## The request:
Would you write out the listing verbatim and skip every picture in it?

Dataset records
[Begin]

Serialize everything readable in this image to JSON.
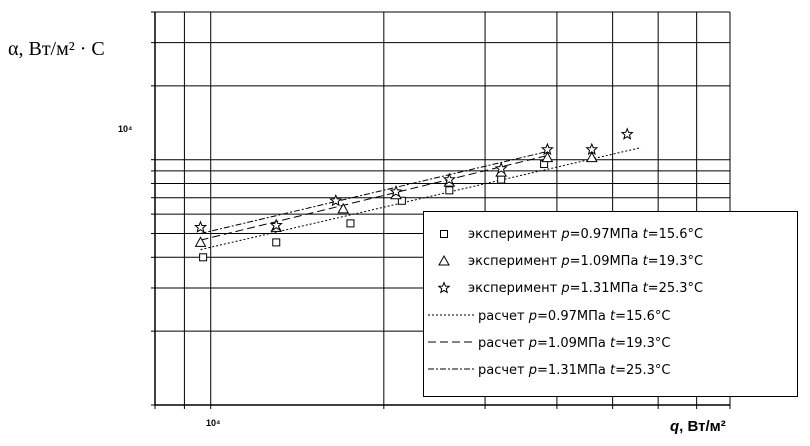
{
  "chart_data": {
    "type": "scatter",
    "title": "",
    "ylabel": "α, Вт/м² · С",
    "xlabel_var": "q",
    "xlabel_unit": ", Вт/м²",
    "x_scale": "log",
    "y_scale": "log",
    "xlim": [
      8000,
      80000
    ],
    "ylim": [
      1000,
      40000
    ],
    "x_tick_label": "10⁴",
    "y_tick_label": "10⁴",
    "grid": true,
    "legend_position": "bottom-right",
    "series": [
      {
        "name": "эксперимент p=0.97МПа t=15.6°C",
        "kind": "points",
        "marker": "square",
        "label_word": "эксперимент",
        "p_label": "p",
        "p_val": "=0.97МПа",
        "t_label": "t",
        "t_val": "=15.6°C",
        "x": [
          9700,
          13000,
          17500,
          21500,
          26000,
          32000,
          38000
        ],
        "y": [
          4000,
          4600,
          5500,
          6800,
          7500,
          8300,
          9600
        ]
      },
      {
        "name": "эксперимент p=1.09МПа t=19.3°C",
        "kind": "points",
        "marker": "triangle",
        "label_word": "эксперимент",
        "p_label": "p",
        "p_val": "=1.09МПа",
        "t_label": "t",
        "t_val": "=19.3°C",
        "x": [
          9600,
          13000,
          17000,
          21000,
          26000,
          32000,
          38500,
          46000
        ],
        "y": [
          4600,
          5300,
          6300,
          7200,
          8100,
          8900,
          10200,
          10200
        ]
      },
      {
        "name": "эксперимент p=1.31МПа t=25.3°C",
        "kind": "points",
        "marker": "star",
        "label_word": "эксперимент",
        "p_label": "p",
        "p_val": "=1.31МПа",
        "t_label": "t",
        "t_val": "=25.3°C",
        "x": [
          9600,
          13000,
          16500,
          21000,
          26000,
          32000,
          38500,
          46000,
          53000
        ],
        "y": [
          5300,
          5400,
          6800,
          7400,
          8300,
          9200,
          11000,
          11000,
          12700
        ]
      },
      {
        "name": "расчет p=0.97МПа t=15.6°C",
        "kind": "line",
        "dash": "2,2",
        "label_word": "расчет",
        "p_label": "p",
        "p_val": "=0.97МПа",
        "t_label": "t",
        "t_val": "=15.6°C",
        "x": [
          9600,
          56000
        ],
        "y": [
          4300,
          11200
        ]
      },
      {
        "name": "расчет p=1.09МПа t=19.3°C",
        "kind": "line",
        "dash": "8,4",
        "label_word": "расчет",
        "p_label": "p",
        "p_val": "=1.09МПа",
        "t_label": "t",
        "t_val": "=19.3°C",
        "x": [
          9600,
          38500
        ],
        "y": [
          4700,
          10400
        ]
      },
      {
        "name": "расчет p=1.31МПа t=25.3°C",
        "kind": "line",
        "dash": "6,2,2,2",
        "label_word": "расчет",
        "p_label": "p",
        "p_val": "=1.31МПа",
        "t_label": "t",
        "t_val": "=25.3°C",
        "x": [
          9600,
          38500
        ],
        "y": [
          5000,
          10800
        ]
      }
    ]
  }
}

[End]

## Answer to the problem:
Serialize everything readable in this image to JSON.
{
  "chart_data": {
    "type": "scatter",
    "title": "",
    "ylabel": "α, Вт/м² · С",
    "xlabel_var": "q",
    "xlabel_unit": ", Вт/м²",
    "x_scale": "log",
    "y_scale": "log",
    "xlim": [
      8000,
      80000
    ],
    "ylim": [
      1000,
      40000
    ],
    "x_tick_label": "10⁴",
    "y_tick_label": "10⁴",
    "grid": true,
    "legend_position": "bottom-right",
    "series": [
      {
        "name": "эксперимент p=0.97МПа t=15.6°C",
        "kind": "points",
        "marker": "square",
        "label_word": "эксперимент",
        "p_label": "p",
        "p_val": "=0.97МПа",
        "t_label": "t",
        "t_val": "=15.6°C",
        "x": [
          9700,
          13000,
          17500,
          21500,
          26000,
          32000,
          38000
        ],
        "y": [
          4000,
          4600,
          5500,
          6800,
          7500,
          8300,
          9600
        ]
      },
      {
        "name": "эксперимент p=1.09МПа t=19.3°C",
        "kind": "points",
        "marker": "triangle",
        "label_word": "эксперимент",
        "p_label": "p",
        "p_val": "=1.09МПа",
        "t_label": "t",
        "t_val": "=19.3°C",
        "x": [
          9600,
          13000,
          17000,
          21000,
          26000,
          32000,
          38500,
          46000
        ],
        "y": [
          4600,
          5300,
          6300,
          7200,
          8100,
          8900,
          10200,
          10200
        ]
      },
      {
        "name": "эксперимент p=1.31МПа t=25.3°C",
        "kind": "points",
        "marker": "star",
        "label_word": "эксперимент",
        "p_label": "p",
        "p_val": "=1.31МПа",
        "t_label": "t",
        "t_val": "=25.3°C",
        "x": [
          9600,
          13000,
          16500,
          21000,
          26000,
          32000,
          38500,
          46000,
          53000
        ],
        "y": [
          5300,
          5400,
          6800,
          7400,
          8300,
          9200,
          11000,
          11000,
          12700
        ]
      },
      {
        "name": "расчет p=0.97МПа t=15.6°C",
        "kind": "line",
        "dash": "2,2",
        "label_word": "расчет",
        "p_label": "p",
        "p_val": "=0.97МПа",
        "t_label": "t",
        "t_val": "=15.6°C",
        "x": [
          9600,
          56000
        ],
        "y": [
          4300,
          11200
        ]
      },
      {
        "name": "расчет p=1.09МПа t=19.3°C",
        "kind": "line",
        "dash": "8,4",
        "label_word": "расчет",
        "p_label": "p",
        "p_val": "=1.09МПа",
        "t_label": "t",
        "t_val": "=19.3°C",
        "x": [
          9600,
          38500
        ],
        "y": [
          4700,
          10400
        ]
      },
      {
        "name": "расчет p=1.31МПа t=25.3°C",
        "kind": "line",
        "dash": "6,2,2,2",
        "label_word": "расчет",
        "p_label": "p",
        "p_val": "=1.31МПа",
        "t_label": "t",
        "t_val": "=25.3°C",
        "x": [
          9600,
          38500
        ],
        "y": [
          5000,
          10800
        ]
      }
    ]
  }
}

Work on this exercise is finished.